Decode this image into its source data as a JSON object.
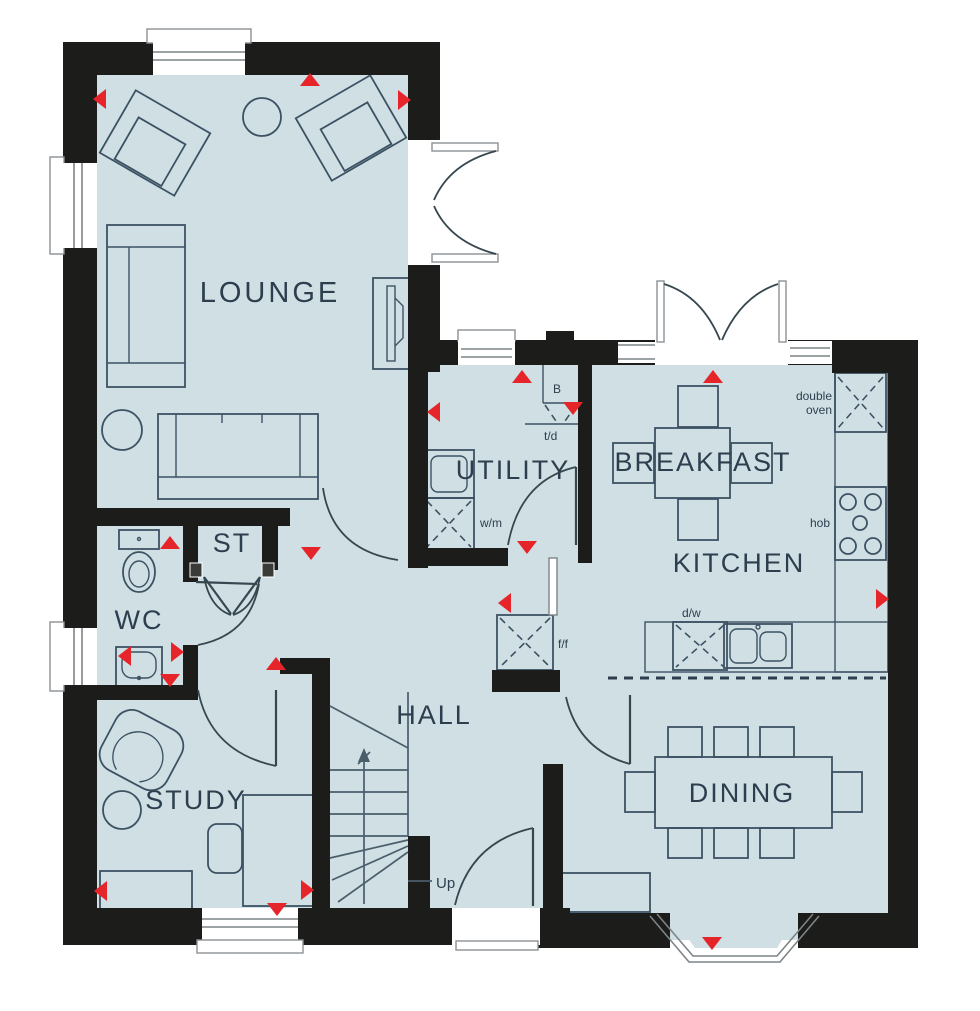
{
  "palette": {
    "floor": "#cfdfe4",
    "wall": "#1c1c1a",
    "furniture_line": "#3c5263",
    "marker_red": "#e6252b",
    "label_text": "#2d3f4f",
    "window_frame": "#8d9194"
  },
  "rooms": [
    {
      "id": "lounge",
      "label": "LOUNGE"
    },
    {
      "id": "utility",
      "label": "UTILITY"
    },
    {
      "id": "breakfast",
      "label": "BREAKFAST"
    },
    {
      "id": "kitchen",
      "label": "KITCHEN"
    },
    {
      "id": "storage",
      "label": "ST"
    },
    {
      "id": "wc",
      "label": "WC"
    },
    {
      "id": "hall",
      "label": "HALL"
    },
    {
      "id": "study",
      "label": "STUDY"
    },
    {
      "id": "dining",
      "label": "DINING"
    }
  ],
  "annotations": {
    "stairs_up": "Up",
    "boiler": "B",
    "tumble_dryer": "t/d",
    "washing_machine": "w/m",
    "fridge_freezer": "f/f",
    "dishwasher": "d/w",
    "hob": "hob",
    "double_oven": [
      "double",
      "oven"
    ]
  }
}
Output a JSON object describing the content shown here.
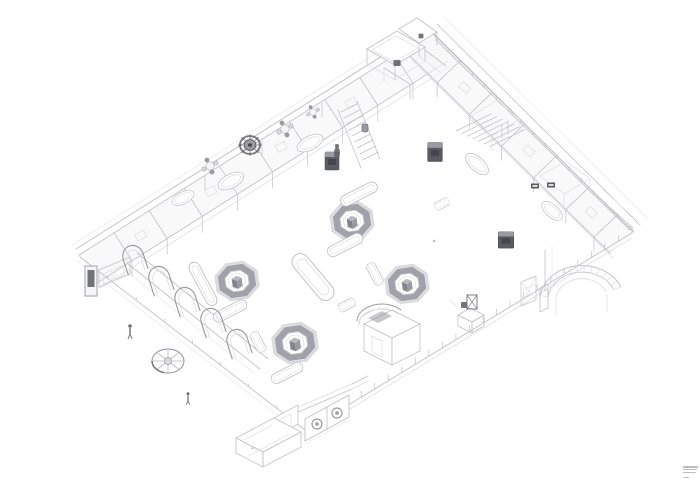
{
  "meta": {
    "kind": "isometric-architectural-line-drawing",
    "background": "#ffffff"
  },
  "canvas": {
    "width": 700,
    "height": 484
  },
  "palette": {
    "line": "#c2c2c8",
    "soft": "#dcdce1",
    "faint": "#e9e9ee",
    "strong": "#9b9ba3",
    "dark": "#5b5b63",
    "darker": "#45454d",
    "ring": "#90909a",
    "ringGlow": "#bcbcc4",
    "fillW": "#ffffff",
    "fillL": "#f5f5f7",
    "fillM": "#d9d9de",
    "cubeTop": "#b9b9c0",
    "cubeFront": "#84848c",
    "cubeSide": "#9a9aa2",
    "notebar": "#a6a6ae"
  },
  "fine_print": {
    "bars": [
      15,
      14,
      13
    ],
    "tail_bar": 6
  },
  "scene": {
    "bands": [
      {
        "x1": 79,
        "y1": 255,
        "x2": 430,
        "y2": 33,
        "ox": 18,
        "oy": 28,
        "parts": [
          0.1,
          0.2,
          0.3,
          0.4,
          0.5,
          0.6,
          0.7,
          0.8,
          0.9
        ],
        "vh": 16,
        "cab": true
      },
      {
        "x1": 432,
        "y1": 33,
        "x2": 633,
        "y2": 231,
        "ox": -23,
        "oy": 22,
        "parts": [
          0.14,
          0.3,
          0.46,
          0.62,
          0.78,
          0.92
        ],
        "vh": 14,
        "cab": true
      }
    ],
    "fences": [
      {
        "x1": 307,
        "y1": 430,
        "x2": 632,
        "y2": 233,
        "n": 24,
        "len": 6,
        "par": 5
      },
      {
        "x1": 80,
        "y1": 257,
        "x2": 305,
        "y2": 430,
        "n": 8,
        "len": 3,
        "par": 0
      },
      {
        "x1": 436,
        "y1": 40,
        "x2": 630,
        "y2": 230,
        "n": 16,
        "len": 4,
        "par": 0
      }
    ],
    "stairs": [
      {
        "x": 341,
        "y": 112,
        "sx": 2.7,
        "sy": 6.0,
        "tx": 16,
        "ty": -8,
        "n": 9
      },
      {
        "x": 456,
        "y": 131,
        "sx": 5.6,
        "sy": 2.6,
        "tx": 35,
        "ty": -17,
        "n": 7
      }
    ],
    "arcfans": [
      {
        "cx": 582,
        "cy": 300,
        "a0": 187,
        "a1": 338,
        "rings": [
          42,
          34,
          26
        ],
        "squash": 0.82,
        "n": 14
      }
    ],
    "paths": [
      {
        "d": "M76,249 L428,27",
        "c": "line",
        "w": 1
      },
      {
        "d": "M72,245 L424,23",
        "c": "faint",
        "w": 0.8
      },
      {
        "d": "M431,31 L634,232",
        "c": "line",
        "w": 1
      },
      {
        "d": "M437,24 L640,225",
        "c": "line",
        "w": 0.8
      },
      {
        "d": "M444,17 L647,218",
        "c": "faint",
        "w": 0.8
      },
      {
        "d": "M76,260 L303,435",
        "c": "faint",
        "w": 0.7
      },
      {
        "d": "M127,263 L260,369",
        "c": "line",
        "w": 0.9
      },
      {
        "d": "M137,253 L268,359",
        "c": "line",
        "w": 0.9
      },
      {
        "d": "M122,268 L255,374",
        "c": "faint",
        "w": 0.7
      },
      {
        "d": "M338,110 L361,168",
        "c": "line",
        "w": 0.8
      },
      {
        "d": "M357,101 L380,159",
        "c": "line",
        "w": 0.8
      },
      {
        "d": "M540,288 L548,284 L548,308 L540,312 Z",
        "c": "line",
        "w": 0.8
      },
      {
        "d": "M521,282 L536,276 M521,306 L536,300 M521,282 L521,306 M536,276 L536,300",
        "c": "line",
        "w": 0.7
      },
      {
        "d": "M521,290 L536,284 M521,298 L536,292 M521,282 L536,300 M536,276 L521,306",
        "c": "soft",
        "w": 0.6
      },
      {
        "d": "M556,297 L556,315 M607,294 L607,311",
        "c": "soft",
        "w": 0.7
      },
      {
        "d": "M545,250 L545,290",
        "c": "line",
        "w": 0.8
      },
      {
        "d": "M552,246 L552,286",
        "c": "faint",
        "w": 0.7
      },
      {
        "d": "M364,324 L392,310 L420,324 L392,338 Z",
        "c": "line",
        "w": 0.8,
        "f": "fillW"
      },
      {
        "d": "M364,324 L364,351 L392,365 L392,338 Z",
        "c": "line",
        "w": 0.8,
        "f": "fillW"
      },
      {
        "d": "M392,338 L392,365 L420,351 L420,324 Z",
        "c": "line",
        "w": 0.8,
        "f": "fillW"
      },
      {
        "d": "M357,321 A25,17 0 0 1 401,310",
        "c": "strong",
        "w": 1
      },
      {
        "d": "M359,325 A23,15 0 0 1 399,314",
        "c": "line",
        "w": 0.7
      },
      {
        "d": "M363,316 L381,307 M371,311 L389,307",
        "c": "soft",
        "w": 0.6
      },
      {
        "d": "M368,318 L382,311 L392,316 L378,323 Z",
        "f": "ring",
        "o": 0.5
      },
      {
        "d": "M372,336 L372,352 L382,357 L382,341 Z",
        "c": "soft",
        "w": 0.7
      },
      {
        "d": "M458,315 L470,308 L484,315 L472,322 Z",
        "c": "line",
        "w": 0.8,
        "f": "fillW"
      },
      {
        "d": "M458,315 L458,326 L472,333 L472,322 Z",
        "c": "line",
        "w": 0.8
      },
      {
        "d": "M472,322 L472,333 L484,326 L484,315 Z",
        "c": "line",
        "w": 0.8
      },
      {
        "d": "M458,308 L450,300",
        "c": "soft",
        "w": 0.7
      },
      {
        "d": "M296,413 L352,389",
        "c": "line",
        "w": 0.9
      },
      {
        "d": "M296,408 L352,384",
        "c": "soft",
        "w": 0.7
      },
      {
        "d": "M305,419 L305,441 L349,417 L349,395 Z",
        "c": "line",
        "w": 0.9,
        "f": "fillW"
      },
      {
        "d": "M327,407 L327,430",
        "c": "line",
        "w": 0.8
      },
      {
        "d": "M305,444 L349,420",
        "c": "faint",
        "w": 0.7
      },
      {
        "d": "M252,430 L252,449 L298,424 L298,405 Z",
        "c": "line",
        "w": 0.8,
        "f": "fillW"
      },
      {
        "d": "M257,432 L257,444 L272,436 L272,424 Z",
        "c": "soft",
        "w": 0.7
      },
      {
        "d": "M276,422 L276,434 L291,426 L291,414 Z",
        "c": "soft",
        "w": 0.7
      },
      {
        "d": "M352,384 L368,376",
        "c": "line",
        "w": 0.8
      },
      {
        "d": "M352,389 L368,381",
        "c": "soft",
        "w": 0.7
      },
      {
        "d": "M236,438 L274,418 L301,432 L263,452 Z",
        "c": "line",
        "w": 0.8,
        "f": "fillW"
      },
      {
        "d": "M236,438 L236,453 L263,467 L263,452 Z",
        "c": "line",
        "w": 0.8
      },
      {
        "d": "M263,452 L263,467 L301,447 L301,432 Z",
        "c": "line",
        "w": 0.8
      },
      {
        "d": "M244,440 L272,425 M248,456 L288,435",
        "c": "soft",
        "w": 0.6
      },
      {
        "d": "M367,49 L397,31 L425,47 L395,65 Z",
        "c": "line",
        "w": 0.9,
        "f": "fillW"
      },
      {
        "d": "M372,50 L396,36 L418,48 L394,62 Z",
        "c": "soft",
        "w": 0.7
      },
      {
        "d": "M367,49 L367,64 M395,65 L395,80 M425,47 L425,61",
        "c": "line",
        "w": 0.8
      },
      {
        "d": "M367,64 L395,80 M395,80 L425,61",
        "c": "soft",
        "w": 0.7
      },
      {
        "d": "M399,29 L417,18 L437,32 L419,43 Z",
        "c": "line",
        "w": 0.9,
        "f": "fillW"
      },
      {
        "d": "M419,43 L419,56 M437,32 L437,45",
        "c": "line",
        "w": 0.8
      },
      {
        "d": "M425,50 L446,66",
        "c": "line",
        "w": 0.8
      },
      {
        "d": "M419,56 L440,72",
        "c": "soft",
        "w": 0.7
      },
      {
        "d": "M384,68 L410,84 M410,84 L410,99",
        "c": "line",
        "w": 0.8
      },
      {
        "d": "M384,68 L384,82",
        "c": "soft",
        "w": 0.7
      },
      {
        "d": "M468,118 L496,101 L520,119 L492,136 Z",
        "c": "soft",
        "w": 0.7
      },
      {
        "d": "M492,136 L492,150 M520,119 L520,132",
        "c": "soft",
        "w": 0.7
      },
      {
        "d": "M502,124 L502,138 M508,120 L508,134",
        "c": "line",
        "w": 0.7
      },
      {
        "d": "M540,176 L566,161 L590,179 L564,194 Z",
        "c": "soft",
        "w": 0.7
      },
      {
        "d": "M564,194 L564,206 M590,179 L590,190",
        "c": "soft",
        "w": 0.7
      },
      {
        "d": "M597,196 L633,228",
        "c": "line",
        "w": 0.8
      },
      {
        "d": "M603,190 L639,222",
        "c": "faint",
        "w": 0.7
      },
      {
        "d": "M99,270 L130,257",
        "c": "line",
        "w": 0.8
      },
      {
        "d": "M99,270 L99,287 L130,274 L130,257",
        "c": "line",
        "w": 0.8
      },
      {
        "d": "M103,274 L103,284 L112,280 L112,270 Z",
        "c": "soft",
        "w": 0.7
      },
      {
        "d": "M115,269 L115,279 L124,275 L124,265 Z",
        "c": "soft",
        "w": 0.7
      },
      {
        "d": "M205,176 L205,190 M262,141 L262,155 M322,103 L322,117",
        "c": "line",
        "w": 0.7
      }
    ],
    "circles": [
      {
        "x": 317,
        "y": 424,
        "r": 5,
        "s": "strong",
        "w": 1.2
      },
      {
        "x": 317,
        "y": 424,
        "r": 1.8,
        "f": "strong"
      },
      {
        "x": 337,
        "y": 413,
        "r": 5,
        "s": "strong",
        "w": 1.2
      },
      {
        "x": 337,
        "y": 413,
        "r": 1.8,
        "f": "strong"
      },
      {
        "x": 434,
        "y": 241,
        "r": 1.3,
        "f": "ringGlow"
      }
    ],
    "uses": [
      {
        "s": "s-oct",
        "x": 352,
        "y": 221
      },
      {
        "s": "s-oct",
        "x": 237,
        "y": 281
      },
      {
        "s": "s-oct",
        "x": 407,
        "y": 284
      },
      {
        "s": "s-oct",
        "x": 295,
        "y": 343,
        "sx": 1.05,
        "sy": 1.05
      },
      {
        "s": "s-pillbig",
        "x": 313,
        "y": 277,
        "r": 50
      },
      {
        "s": "s-pill",
        "x": 359,
        "y": 194,
        "r": -27
      },
      {
        "s": "s-pill",
        "x": 345,
        "y": 245,
        "r": -27,
        "sx": 0.95
      },
      {
        "s": "s-pill",
        "x": 203,
        "y": 284,
        "r": 62,
        "sx": 1.2
      },
      {
        "s": "s-pill",
        "x": 230,
        "y": 311,
        "r": -27,
        "sx": 0.9,
        "sy": 0.95
      },
      {
        "s": "s-pill",
        "x": 258,
        "y": 342,
        "r": 62,
        "sx": 0.55,
        "sy": 0.85
      },
      {
        "s": "s-pill",
        "x": 287,
        "y": 373,
        "r": -27,
        "sx": 0.85,
        "sy": 0.95
      },
      {
        "s": "s-pill",
        "x": 375,
        "y": 274,
        "r": 62,
        "sx": 0.6,
        "sy": 0.85
      },
      {
        "s": "s-pill",
        "x": 442,
        "y": 204,
        "r": -27,
        "sx": 0.38,
        "sy": 0.75
      },
      {
        "s": "s-pill",
        "x": 347,
        "y": 305,
        "r": -27,
        "sx": 0.45,
        "sy": 0.8
      },
      {
        "s": "s-tub",
        "x": 231,
        "y": 181,
        "r": -27
      },
      {
        "s": "s-tub",
        "x": 310,
        "y": 143,
        "r": -27
      },
      {
        "s": "s-tub",
        "x": 183,
        "y": 198,
        "r": -27,
        "sx": 0.85,
        "sy": 0.85
      },
      {
        "s": "s-tub",
        "x": 477,
        "y": 164,
        "r": 42
      },
      {
        "s": "s-tub",
        "x": 552,
        "y": 211,
        "r": 42,
        "sx": 0.9,
        "sy": 0.9
      },
      {
        "s": "s-table",
        "x": 210,
        "y": 166
      },
      {
        "s": "s-table",
        "x": 285,
        "y": 129
      },
      {
        "s": "s-table",
        "x": 313,
        "y": 112,
        "sx": 0.8,
        "sy": 0.8
      },
      {
        "s": "s-gear",
        "x": 250,
        "y": 145
      },
      {
        "s": "s-fan",
        "x": 168,
        "y": 361
      },
      {
        "s": "s-arch",
        "x": 134,
        "y": 259,
        "r": -18,
        "sx": 1.15,
        "sy": 1.15
      },
      {
        "s": "s-arch",
        "x": 160,
        "y": 280,
        "r": -18,
        "sx": 1.15,
        "sy": 1.15
      },
      {
        "s": "s-arch",
        "x": 186,
        "y": 301,
        "r": -18,
        "sx": 1.15,
        "sy": 1.15
      },
      {
        "s": "s-arch",
        "x": 212,
        "y": 322,
        "r": -18,
        "sx": 1.15,
        "sy": 1.15
      },
      {
        "s": "s-arch",
        "x": 238,
        "y": 343,
        "r": -18,
        "sx": 1.15,
        "sy": 1.15
      },
      {
        "s": "s-box",
        "x": 332,
        "y": 161
      },
      {
        "s": "s-box",
        "x": 435,
        "y": 152,
        "sx": 1.05,
        "sy": 1.05
      },
      {
        "s": "s-box",
        "x": 506,
        "y": 240,
        "sx": 1.1,
        "sy": 0.9
      },
      {
        "s": "s-sign",
        "x": 535,
        "y": 186
      },
      {
        "s": "s-sign",
        "x": 551,
        "y": 185
      },
      {
        "s": "s-vending",
        "x": 91,
        "y": 281
      },
      {
        "s": "s-statue",
        "x": 337,
        "y": 153
      },
      {
        "s": "s-barrel",
        "x": 365,
        "y": 128
      },
      {
        "s": "s-figure",
        "x": 130,
        "y": 331
      },
      {
        "s": "s-figure",
        "x": 188,
        "y": 398,
        "sx": 0.85,
        "sy": 0.85
      },
      {
        "s": "s-turnstile",
        "x": 472,
        "y": 302
      },
      {
        "s": "s-darkblob",
        "x": 397,
        "y": 63,
        "sx": 1.2,
        "sy": 1
      },
      {
        "s": "s-darkblob",
        "x": 421,
        "y": 36,
        "sx": 0.8,
        "sy": 0.8
      },
      {
        "s": "s-darkblob",
        "x": 464,
        "y": 305
      }
    ]
  }
}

WHAT TO WORK ON — Copy every line above that holds the word "JSON".

ANSWER TO THE TASK —
Decode this image into its source data as a JSON object.
Output a JSON object describing the content shown here.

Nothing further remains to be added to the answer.